----- MATERIAL FOR THIS EXERCISE

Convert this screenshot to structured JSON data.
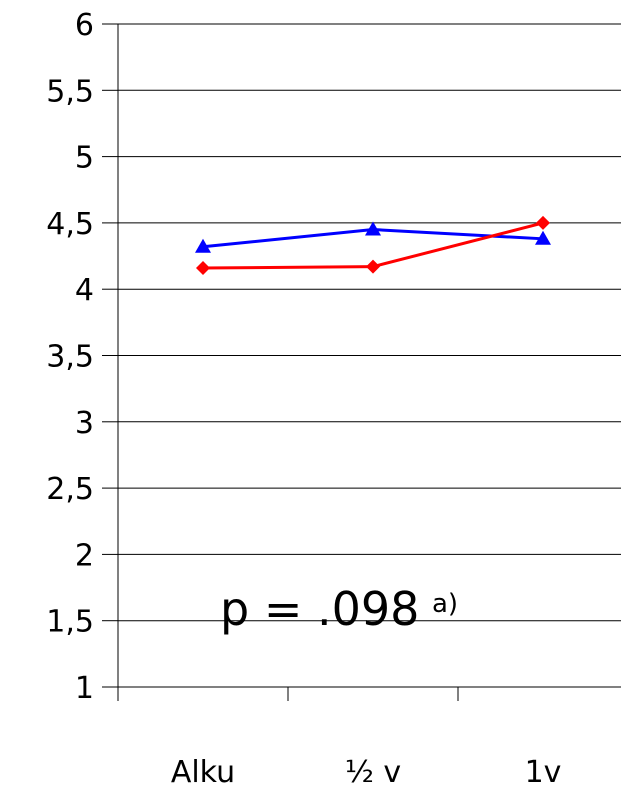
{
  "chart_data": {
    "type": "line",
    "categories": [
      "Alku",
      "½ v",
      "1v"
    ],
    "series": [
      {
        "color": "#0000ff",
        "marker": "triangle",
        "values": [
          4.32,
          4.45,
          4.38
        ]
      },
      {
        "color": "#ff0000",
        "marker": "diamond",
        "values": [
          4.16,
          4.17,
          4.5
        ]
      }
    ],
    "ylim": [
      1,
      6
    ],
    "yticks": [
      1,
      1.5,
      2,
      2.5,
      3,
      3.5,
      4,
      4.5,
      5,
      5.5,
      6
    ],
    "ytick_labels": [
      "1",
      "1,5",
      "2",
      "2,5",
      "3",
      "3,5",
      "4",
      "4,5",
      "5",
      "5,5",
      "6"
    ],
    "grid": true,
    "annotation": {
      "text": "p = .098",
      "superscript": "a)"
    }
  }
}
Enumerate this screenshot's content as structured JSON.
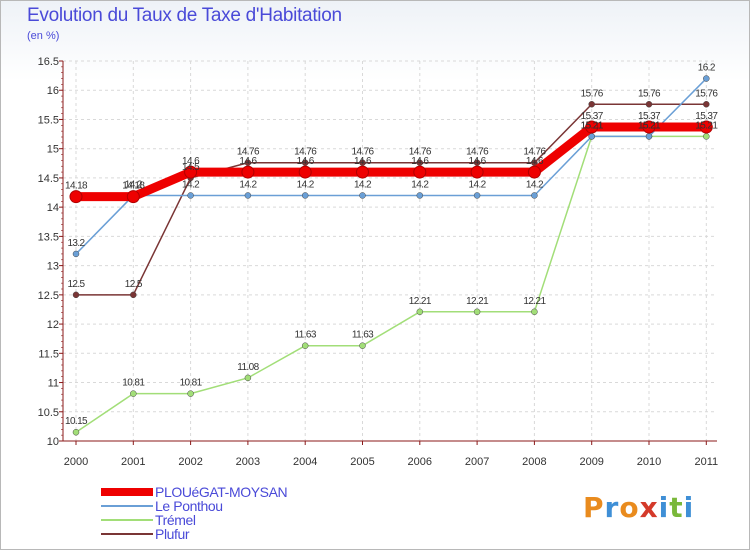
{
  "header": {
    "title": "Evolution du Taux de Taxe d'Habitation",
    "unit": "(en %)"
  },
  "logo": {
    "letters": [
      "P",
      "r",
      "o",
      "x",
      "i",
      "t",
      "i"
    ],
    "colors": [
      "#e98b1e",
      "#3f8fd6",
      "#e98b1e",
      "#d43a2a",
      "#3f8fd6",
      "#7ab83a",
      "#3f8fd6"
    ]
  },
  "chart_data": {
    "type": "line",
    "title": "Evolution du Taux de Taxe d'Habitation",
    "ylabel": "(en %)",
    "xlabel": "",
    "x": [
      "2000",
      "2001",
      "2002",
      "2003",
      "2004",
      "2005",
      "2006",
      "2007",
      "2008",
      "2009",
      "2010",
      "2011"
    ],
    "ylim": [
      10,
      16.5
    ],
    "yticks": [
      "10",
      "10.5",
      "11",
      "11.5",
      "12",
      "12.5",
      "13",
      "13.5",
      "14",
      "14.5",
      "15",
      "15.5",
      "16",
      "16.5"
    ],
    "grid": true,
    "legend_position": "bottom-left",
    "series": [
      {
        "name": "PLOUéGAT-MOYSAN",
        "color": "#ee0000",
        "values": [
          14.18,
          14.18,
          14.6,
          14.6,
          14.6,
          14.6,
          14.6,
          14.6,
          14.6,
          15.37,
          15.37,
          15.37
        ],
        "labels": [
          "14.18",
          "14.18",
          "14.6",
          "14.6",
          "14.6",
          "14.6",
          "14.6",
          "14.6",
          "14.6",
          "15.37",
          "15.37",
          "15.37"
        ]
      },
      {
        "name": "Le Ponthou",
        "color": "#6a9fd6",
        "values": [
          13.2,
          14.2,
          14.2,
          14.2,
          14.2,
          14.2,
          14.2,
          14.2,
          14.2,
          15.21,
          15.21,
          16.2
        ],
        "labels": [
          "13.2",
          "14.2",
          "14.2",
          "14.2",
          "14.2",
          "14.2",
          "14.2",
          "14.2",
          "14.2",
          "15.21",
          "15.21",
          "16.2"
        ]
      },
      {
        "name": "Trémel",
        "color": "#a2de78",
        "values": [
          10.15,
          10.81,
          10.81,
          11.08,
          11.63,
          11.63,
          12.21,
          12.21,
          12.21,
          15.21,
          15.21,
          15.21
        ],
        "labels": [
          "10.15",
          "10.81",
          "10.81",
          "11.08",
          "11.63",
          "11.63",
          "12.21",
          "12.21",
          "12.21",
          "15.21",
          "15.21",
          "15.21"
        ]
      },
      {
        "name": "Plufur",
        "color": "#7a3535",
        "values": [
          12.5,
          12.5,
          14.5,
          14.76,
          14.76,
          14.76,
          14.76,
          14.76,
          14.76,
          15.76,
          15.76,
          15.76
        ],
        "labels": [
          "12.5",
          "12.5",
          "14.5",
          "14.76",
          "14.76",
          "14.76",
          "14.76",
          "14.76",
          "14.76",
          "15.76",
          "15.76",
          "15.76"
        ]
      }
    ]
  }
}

----------
----- MATERIAL FOR THIS EXERCISE

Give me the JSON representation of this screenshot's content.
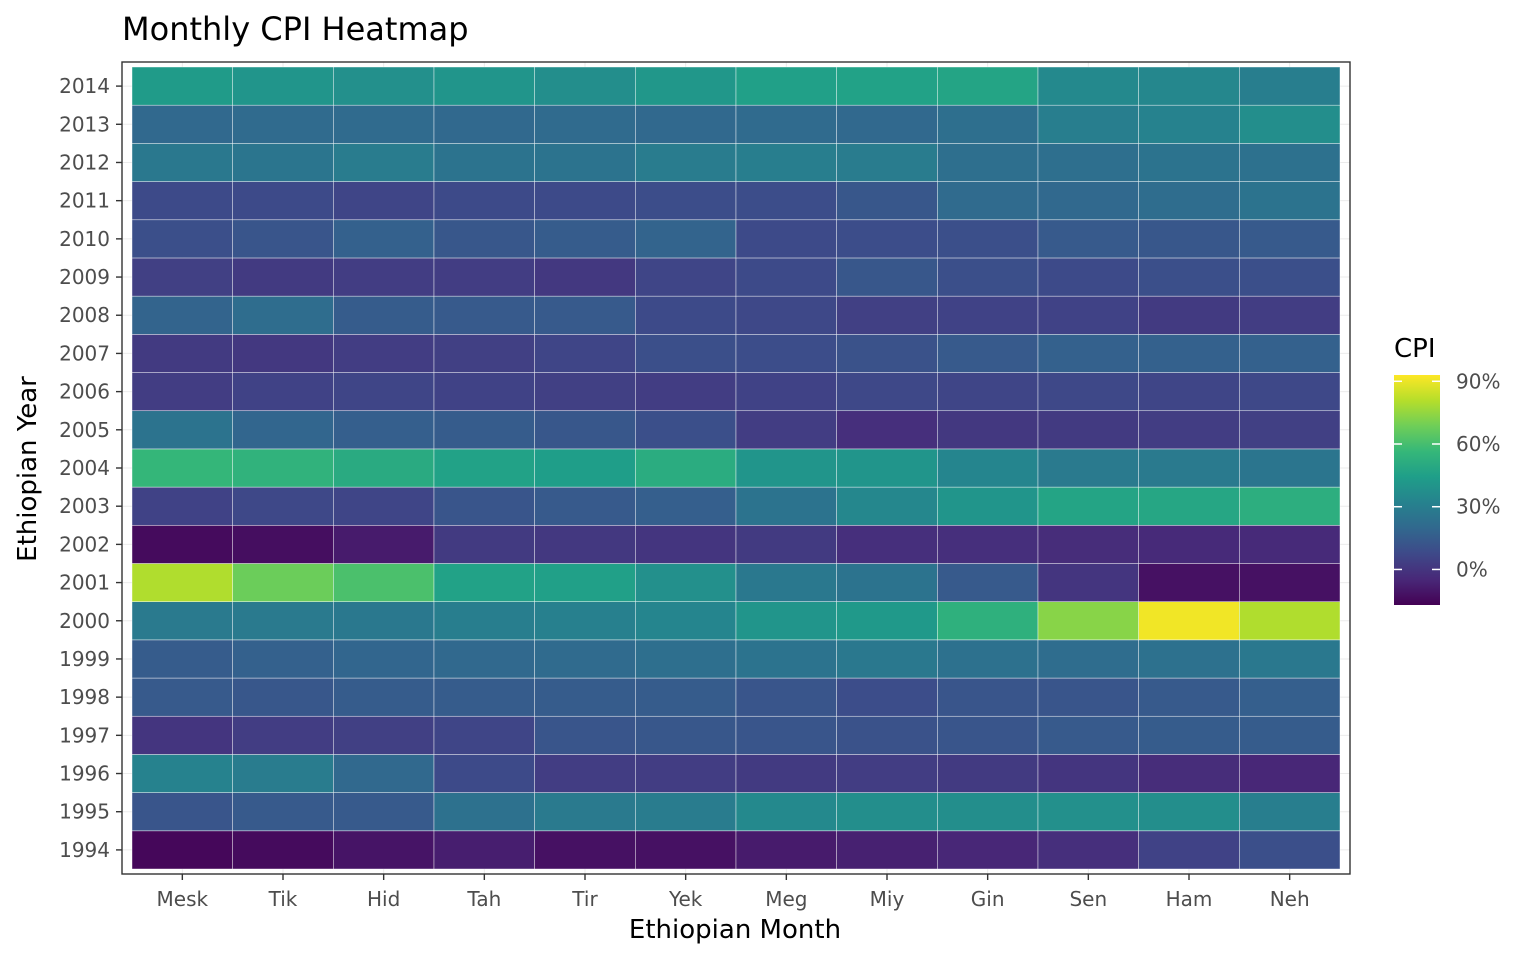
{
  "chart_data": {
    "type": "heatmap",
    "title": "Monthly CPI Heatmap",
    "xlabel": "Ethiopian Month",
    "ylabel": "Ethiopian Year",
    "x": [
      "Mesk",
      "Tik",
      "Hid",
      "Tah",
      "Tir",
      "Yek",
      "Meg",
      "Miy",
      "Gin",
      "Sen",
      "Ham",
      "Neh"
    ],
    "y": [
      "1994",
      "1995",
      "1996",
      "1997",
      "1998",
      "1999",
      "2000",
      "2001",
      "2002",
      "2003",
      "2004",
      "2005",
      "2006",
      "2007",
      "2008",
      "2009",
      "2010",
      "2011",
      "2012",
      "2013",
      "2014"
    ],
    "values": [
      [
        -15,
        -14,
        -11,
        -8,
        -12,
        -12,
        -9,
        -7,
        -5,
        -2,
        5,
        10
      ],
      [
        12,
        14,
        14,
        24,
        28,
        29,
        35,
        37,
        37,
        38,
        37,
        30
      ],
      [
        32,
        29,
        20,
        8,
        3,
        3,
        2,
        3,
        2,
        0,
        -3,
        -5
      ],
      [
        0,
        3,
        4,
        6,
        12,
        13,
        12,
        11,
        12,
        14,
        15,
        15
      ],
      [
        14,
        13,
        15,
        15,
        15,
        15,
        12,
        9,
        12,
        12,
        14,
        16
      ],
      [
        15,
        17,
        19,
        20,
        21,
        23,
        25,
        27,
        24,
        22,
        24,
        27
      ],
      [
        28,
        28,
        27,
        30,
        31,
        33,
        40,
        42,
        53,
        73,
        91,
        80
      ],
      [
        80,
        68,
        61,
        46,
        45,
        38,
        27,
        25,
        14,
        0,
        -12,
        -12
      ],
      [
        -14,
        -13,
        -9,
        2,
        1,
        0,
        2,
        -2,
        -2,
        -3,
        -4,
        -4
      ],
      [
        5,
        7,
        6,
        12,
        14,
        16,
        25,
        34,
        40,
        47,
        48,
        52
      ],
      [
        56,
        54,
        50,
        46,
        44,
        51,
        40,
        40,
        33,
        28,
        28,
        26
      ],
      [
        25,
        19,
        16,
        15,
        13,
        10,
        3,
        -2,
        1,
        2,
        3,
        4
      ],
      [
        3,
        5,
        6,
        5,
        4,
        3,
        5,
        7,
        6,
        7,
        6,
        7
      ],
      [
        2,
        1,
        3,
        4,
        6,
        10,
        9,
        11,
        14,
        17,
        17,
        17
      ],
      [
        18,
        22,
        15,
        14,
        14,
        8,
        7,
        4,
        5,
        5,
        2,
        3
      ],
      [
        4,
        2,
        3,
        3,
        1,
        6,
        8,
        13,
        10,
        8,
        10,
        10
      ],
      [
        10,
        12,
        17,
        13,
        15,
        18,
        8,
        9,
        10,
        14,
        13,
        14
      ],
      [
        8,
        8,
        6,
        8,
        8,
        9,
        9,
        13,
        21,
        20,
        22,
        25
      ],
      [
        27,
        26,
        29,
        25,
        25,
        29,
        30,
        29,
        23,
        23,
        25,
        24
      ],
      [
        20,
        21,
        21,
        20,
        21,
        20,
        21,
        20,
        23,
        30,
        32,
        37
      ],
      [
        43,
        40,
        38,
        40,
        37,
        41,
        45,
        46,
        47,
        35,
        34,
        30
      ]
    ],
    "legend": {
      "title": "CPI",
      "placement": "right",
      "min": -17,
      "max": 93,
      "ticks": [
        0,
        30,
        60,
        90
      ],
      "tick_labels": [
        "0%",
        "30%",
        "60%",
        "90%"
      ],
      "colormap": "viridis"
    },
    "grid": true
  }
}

----------

Read through the data and copy every line where "content" shows up.

Enumerate this screenshot's content as structured JSON.
Give me the JSON representation of this screenshot's content.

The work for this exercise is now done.